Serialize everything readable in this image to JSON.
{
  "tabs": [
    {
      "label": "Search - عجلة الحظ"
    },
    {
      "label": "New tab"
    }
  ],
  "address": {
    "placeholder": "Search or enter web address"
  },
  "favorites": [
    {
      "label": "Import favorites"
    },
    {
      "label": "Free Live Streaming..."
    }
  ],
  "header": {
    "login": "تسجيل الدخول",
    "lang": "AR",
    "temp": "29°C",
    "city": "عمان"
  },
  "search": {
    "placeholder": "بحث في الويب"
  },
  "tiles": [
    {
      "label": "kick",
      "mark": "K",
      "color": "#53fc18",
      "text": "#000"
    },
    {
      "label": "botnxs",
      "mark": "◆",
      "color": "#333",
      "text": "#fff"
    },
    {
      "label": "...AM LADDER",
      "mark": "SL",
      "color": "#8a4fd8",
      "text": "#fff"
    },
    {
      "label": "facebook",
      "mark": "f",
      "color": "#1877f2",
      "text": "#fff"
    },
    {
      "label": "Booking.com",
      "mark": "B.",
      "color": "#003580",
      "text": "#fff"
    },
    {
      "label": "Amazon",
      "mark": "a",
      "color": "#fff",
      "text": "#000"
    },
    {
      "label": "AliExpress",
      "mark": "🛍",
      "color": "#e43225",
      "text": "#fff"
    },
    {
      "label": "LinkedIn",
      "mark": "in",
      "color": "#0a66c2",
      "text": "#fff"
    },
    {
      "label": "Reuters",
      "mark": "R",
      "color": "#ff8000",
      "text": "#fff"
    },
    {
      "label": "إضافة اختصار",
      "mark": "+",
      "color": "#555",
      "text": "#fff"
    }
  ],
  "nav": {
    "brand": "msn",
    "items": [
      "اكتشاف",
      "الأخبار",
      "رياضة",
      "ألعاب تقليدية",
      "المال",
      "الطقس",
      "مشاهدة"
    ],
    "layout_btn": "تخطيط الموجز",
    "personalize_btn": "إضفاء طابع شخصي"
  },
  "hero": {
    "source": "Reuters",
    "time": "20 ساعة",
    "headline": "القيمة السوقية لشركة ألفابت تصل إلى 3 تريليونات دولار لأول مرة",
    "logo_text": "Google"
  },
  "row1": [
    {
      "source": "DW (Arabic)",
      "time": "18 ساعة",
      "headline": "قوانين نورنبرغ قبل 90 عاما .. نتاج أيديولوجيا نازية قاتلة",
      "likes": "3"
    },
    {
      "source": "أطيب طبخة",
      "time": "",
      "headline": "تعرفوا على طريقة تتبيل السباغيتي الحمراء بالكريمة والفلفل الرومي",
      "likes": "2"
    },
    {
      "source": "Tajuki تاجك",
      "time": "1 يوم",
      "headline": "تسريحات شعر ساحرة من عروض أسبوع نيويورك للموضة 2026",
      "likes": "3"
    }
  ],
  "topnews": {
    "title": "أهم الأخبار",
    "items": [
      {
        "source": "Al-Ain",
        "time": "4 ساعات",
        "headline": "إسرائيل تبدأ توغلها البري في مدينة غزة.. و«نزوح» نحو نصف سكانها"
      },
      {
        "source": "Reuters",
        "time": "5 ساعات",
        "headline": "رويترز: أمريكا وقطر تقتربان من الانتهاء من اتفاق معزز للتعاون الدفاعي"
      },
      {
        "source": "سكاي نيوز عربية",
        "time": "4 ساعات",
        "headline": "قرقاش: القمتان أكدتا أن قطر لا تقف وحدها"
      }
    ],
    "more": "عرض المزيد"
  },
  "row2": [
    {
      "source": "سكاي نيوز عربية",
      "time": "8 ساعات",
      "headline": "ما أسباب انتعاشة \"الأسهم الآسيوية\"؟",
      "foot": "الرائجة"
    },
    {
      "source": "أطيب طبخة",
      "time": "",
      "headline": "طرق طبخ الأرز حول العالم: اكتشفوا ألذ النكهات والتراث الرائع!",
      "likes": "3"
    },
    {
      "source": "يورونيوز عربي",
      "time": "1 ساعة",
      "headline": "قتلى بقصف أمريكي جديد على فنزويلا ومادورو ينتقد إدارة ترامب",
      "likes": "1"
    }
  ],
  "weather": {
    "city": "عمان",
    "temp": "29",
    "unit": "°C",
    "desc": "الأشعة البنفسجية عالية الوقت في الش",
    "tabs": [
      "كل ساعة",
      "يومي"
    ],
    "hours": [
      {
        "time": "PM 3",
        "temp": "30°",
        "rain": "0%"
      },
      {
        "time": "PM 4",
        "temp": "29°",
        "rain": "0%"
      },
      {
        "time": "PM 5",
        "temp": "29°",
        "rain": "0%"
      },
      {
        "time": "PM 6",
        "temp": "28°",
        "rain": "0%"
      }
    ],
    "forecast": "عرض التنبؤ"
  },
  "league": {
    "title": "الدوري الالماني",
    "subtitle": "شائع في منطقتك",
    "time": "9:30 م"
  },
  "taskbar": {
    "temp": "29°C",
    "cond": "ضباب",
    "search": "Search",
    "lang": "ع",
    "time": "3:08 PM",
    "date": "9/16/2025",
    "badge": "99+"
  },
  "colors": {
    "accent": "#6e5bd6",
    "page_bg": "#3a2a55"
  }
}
# # # # # # #
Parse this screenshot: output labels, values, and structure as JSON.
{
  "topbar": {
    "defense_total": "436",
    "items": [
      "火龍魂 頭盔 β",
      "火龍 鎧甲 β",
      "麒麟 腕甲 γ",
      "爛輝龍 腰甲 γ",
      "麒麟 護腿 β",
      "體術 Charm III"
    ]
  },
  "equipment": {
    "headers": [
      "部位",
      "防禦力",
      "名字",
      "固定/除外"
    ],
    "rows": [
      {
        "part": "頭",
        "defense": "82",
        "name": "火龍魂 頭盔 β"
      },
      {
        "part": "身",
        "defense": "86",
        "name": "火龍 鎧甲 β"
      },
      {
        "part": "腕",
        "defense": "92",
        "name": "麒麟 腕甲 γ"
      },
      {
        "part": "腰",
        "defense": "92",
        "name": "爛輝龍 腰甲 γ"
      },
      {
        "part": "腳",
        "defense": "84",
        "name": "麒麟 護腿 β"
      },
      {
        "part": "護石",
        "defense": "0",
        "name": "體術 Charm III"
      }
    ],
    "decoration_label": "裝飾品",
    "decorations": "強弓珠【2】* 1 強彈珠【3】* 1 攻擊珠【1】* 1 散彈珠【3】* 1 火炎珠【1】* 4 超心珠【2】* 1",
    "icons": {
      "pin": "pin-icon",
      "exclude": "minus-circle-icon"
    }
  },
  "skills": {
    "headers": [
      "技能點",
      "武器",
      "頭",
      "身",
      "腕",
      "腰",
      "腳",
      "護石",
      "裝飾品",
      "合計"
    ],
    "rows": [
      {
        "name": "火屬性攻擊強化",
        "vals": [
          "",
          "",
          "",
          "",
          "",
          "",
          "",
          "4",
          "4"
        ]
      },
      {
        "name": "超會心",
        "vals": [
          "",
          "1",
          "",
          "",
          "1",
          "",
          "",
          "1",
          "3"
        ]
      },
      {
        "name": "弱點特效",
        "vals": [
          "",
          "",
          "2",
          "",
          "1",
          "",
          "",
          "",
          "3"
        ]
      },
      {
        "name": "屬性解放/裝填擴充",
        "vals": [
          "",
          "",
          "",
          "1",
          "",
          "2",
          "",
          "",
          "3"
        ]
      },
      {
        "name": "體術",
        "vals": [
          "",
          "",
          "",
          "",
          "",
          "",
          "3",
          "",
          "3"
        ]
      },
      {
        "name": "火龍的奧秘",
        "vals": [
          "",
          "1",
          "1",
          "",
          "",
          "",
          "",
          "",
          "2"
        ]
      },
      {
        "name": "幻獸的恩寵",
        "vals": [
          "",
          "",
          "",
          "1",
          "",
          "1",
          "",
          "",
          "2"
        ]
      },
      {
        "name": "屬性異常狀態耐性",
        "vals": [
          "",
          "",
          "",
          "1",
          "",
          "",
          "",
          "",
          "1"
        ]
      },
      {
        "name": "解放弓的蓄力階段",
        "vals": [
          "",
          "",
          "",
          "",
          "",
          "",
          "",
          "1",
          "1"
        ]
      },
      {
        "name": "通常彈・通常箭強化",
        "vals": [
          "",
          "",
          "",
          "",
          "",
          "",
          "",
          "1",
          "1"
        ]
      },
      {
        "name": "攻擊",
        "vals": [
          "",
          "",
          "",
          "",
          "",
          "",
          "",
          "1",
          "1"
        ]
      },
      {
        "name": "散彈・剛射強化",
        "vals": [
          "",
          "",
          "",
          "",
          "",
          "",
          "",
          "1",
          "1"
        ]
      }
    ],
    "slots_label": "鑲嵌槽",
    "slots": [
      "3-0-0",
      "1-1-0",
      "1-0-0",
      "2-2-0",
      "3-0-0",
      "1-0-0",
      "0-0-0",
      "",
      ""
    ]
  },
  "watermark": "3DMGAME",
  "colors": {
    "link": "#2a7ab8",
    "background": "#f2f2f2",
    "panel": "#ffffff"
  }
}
# # # # # # #
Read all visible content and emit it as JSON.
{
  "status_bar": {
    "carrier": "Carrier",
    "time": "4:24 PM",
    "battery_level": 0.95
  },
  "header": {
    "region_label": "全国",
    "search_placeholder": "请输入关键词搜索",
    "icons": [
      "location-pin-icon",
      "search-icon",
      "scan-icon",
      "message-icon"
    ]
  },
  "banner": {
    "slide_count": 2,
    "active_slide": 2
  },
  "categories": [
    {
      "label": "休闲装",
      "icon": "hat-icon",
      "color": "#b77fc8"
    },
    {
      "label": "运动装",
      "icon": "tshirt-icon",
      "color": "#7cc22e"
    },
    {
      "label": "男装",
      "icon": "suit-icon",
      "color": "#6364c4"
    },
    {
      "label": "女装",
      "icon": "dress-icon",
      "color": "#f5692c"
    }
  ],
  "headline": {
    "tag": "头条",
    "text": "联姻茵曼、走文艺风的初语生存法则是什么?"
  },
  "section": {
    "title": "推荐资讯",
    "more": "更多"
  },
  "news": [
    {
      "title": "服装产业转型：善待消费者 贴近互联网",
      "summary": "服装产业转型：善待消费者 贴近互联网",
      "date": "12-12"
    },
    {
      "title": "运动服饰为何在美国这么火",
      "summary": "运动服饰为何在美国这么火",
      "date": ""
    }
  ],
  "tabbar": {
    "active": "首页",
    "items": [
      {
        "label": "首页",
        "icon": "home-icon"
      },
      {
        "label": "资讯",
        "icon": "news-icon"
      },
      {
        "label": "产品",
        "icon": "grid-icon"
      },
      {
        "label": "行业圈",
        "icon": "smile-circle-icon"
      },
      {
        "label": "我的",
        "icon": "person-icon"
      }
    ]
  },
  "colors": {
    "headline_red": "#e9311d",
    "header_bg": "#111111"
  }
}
# # # # # # #
Copy each line of the data above that holds "summary".

      "summary": "服装产业转型：善待消费者 贴近互联网",
      "summary": "运动服饰为何在美国这么火",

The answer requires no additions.